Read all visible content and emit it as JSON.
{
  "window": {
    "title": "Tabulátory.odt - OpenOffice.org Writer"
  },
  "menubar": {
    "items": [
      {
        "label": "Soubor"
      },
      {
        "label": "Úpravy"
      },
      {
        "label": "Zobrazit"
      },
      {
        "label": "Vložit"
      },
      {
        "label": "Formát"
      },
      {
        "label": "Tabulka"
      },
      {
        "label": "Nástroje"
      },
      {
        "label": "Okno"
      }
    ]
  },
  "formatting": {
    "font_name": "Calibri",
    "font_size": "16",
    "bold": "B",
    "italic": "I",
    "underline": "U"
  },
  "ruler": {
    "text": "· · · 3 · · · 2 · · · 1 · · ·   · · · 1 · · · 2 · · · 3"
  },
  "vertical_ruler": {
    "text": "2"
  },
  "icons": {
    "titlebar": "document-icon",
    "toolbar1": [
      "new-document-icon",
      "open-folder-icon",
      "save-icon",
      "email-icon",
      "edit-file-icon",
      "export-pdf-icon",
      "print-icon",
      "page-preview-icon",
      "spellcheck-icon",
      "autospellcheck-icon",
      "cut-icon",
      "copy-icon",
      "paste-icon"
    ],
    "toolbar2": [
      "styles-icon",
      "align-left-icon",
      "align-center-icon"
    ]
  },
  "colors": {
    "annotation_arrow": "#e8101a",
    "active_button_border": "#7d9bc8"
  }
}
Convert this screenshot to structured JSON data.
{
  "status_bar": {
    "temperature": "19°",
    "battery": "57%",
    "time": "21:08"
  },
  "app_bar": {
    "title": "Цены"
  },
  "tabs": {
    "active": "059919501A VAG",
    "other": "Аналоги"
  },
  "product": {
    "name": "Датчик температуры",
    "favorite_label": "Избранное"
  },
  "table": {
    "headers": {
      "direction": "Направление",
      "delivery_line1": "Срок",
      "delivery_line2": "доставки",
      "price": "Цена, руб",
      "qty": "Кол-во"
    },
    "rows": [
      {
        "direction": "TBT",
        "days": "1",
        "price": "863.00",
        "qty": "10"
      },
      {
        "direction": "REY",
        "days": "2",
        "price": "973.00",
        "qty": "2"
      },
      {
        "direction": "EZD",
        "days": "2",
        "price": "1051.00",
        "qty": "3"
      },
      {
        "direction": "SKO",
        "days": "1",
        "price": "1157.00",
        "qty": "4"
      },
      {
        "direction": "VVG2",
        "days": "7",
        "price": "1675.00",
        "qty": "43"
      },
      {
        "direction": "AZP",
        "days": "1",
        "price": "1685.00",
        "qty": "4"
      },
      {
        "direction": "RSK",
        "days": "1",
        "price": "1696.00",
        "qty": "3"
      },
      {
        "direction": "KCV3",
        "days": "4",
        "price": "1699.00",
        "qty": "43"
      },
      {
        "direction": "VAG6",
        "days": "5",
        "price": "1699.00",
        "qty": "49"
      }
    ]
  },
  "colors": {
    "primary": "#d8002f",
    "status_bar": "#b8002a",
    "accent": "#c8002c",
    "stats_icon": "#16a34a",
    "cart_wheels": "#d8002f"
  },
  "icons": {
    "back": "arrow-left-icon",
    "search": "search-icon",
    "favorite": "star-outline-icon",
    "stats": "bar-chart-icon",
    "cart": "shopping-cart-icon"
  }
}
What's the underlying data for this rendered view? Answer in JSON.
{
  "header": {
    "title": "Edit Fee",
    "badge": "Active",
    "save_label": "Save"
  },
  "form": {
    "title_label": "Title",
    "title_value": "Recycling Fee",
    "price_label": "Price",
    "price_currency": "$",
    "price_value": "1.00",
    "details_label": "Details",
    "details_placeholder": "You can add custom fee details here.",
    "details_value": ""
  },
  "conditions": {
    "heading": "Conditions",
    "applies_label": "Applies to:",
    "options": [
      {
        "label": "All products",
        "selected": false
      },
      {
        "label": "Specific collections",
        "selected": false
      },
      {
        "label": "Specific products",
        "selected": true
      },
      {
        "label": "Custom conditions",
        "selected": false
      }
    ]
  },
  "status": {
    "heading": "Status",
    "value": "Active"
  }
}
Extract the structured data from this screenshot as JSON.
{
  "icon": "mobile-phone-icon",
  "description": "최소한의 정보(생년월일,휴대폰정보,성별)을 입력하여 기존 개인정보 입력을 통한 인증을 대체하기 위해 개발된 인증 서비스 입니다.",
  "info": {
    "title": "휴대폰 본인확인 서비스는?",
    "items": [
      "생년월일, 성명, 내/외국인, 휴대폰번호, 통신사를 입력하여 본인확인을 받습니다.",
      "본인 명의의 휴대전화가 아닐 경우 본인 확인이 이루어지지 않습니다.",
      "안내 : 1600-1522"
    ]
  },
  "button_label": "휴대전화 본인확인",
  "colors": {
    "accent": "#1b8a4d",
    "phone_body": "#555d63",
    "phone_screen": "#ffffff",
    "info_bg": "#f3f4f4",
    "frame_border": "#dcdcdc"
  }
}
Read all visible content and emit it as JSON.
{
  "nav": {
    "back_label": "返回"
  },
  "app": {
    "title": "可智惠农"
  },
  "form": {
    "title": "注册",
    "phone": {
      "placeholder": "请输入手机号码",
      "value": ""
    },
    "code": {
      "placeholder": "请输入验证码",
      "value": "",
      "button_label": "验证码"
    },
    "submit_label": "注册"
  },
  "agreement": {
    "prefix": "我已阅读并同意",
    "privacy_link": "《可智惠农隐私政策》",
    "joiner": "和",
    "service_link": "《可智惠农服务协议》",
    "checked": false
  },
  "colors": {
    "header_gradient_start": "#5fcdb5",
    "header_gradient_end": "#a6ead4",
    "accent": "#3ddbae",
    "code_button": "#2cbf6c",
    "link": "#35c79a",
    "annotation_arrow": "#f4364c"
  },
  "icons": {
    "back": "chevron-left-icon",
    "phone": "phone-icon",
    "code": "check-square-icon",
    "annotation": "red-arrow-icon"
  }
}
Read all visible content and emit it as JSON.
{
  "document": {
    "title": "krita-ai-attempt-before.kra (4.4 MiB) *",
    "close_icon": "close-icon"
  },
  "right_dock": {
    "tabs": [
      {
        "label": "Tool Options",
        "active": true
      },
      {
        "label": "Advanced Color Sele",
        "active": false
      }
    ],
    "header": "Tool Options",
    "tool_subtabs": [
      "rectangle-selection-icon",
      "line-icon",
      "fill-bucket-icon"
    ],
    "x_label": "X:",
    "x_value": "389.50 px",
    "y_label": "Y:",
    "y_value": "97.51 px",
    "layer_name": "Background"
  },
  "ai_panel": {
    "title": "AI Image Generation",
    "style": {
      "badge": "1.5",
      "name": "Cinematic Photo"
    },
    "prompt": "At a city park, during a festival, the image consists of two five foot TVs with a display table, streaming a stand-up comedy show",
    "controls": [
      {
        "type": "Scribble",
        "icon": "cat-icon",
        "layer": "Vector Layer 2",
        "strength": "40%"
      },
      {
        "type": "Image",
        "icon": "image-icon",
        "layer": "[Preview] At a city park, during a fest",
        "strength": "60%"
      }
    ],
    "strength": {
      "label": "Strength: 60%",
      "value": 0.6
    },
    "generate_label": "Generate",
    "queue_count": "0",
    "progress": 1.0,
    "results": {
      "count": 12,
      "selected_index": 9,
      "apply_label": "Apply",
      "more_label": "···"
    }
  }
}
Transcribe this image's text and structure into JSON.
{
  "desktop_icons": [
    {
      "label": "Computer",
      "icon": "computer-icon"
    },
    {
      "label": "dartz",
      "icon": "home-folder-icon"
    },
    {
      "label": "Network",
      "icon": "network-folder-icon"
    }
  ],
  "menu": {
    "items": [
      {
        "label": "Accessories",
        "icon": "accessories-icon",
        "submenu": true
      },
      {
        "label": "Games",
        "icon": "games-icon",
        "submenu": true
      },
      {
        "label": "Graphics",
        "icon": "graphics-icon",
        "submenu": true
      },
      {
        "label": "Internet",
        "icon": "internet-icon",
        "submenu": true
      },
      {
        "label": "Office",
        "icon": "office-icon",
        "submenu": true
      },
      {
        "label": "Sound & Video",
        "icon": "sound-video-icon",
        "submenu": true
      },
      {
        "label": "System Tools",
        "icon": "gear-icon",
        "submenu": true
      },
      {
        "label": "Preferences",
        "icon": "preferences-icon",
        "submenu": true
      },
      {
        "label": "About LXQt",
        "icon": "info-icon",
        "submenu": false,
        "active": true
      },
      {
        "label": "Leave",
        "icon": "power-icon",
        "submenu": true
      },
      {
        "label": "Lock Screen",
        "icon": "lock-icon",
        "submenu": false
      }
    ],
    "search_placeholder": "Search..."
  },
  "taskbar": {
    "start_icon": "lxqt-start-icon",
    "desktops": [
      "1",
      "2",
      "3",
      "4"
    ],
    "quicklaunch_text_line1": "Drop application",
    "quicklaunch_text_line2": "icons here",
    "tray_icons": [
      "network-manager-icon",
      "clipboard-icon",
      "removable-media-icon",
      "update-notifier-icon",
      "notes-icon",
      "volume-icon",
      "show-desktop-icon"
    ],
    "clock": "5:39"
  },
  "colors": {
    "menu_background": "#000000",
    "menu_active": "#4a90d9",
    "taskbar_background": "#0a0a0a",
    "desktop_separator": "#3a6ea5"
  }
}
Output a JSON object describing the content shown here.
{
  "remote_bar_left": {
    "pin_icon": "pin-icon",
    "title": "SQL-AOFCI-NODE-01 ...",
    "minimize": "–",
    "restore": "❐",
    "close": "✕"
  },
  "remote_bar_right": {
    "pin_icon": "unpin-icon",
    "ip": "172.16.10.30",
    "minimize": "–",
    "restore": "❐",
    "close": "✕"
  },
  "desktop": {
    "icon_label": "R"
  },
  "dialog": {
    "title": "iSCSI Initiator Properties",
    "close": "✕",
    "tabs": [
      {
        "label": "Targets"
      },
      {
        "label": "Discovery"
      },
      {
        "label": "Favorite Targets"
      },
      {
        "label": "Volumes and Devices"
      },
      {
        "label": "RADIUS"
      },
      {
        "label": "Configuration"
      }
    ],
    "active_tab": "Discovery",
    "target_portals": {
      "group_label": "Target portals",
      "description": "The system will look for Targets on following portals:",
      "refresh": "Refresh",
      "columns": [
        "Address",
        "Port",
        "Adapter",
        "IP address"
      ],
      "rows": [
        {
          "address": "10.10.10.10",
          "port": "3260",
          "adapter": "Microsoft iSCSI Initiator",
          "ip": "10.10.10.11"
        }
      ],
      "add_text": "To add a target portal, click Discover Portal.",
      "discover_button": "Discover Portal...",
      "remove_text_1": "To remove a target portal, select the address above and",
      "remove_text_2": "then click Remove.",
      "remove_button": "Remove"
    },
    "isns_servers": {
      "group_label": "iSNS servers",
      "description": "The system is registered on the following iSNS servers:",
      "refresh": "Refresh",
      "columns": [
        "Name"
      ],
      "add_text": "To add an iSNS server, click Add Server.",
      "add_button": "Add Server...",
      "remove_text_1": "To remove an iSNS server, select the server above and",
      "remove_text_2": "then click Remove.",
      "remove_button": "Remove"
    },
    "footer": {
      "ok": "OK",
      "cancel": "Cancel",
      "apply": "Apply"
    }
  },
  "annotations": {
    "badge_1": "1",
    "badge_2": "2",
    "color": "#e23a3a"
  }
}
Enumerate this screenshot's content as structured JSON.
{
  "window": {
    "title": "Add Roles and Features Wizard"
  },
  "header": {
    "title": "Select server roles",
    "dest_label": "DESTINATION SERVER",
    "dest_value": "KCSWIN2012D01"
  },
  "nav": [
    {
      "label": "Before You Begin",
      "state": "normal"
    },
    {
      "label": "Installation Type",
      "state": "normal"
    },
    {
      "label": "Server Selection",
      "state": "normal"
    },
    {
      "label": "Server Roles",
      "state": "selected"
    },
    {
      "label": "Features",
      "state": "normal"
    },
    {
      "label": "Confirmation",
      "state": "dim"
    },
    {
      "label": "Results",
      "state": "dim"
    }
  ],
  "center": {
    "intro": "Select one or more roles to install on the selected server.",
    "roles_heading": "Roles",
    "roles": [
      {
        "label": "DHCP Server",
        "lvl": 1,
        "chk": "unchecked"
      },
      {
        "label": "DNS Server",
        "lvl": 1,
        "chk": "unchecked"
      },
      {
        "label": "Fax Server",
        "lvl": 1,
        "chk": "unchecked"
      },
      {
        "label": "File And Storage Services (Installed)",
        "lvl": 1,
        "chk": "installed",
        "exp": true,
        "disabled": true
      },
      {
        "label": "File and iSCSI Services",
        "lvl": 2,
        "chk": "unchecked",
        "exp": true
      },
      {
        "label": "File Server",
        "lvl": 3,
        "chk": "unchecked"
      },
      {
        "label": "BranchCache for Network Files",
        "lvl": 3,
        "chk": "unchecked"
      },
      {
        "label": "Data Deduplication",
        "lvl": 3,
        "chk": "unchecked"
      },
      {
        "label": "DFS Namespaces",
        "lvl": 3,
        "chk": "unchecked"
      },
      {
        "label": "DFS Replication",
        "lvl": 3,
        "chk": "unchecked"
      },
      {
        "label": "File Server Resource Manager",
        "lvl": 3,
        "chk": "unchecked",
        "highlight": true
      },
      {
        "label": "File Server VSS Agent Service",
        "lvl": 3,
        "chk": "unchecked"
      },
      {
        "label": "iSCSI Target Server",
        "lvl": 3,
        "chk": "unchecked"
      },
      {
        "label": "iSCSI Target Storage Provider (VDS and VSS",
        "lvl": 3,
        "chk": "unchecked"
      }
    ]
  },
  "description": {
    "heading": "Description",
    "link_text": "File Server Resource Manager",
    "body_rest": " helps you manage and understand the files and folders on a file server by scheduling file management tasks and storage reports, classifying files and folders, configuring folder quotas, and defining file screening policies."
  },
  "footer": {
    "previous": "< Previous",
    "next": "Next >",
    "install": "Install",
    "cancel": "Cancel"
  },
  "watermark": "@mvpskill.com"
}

■ ■ ■ ■ ■ ■ ■

§ Requirement:
Every line that holds the word "Resource" should be extracted.

§ Complete response:
        "label": "File Server Resource Manager",
    "link_text": "File Server Resource Manager",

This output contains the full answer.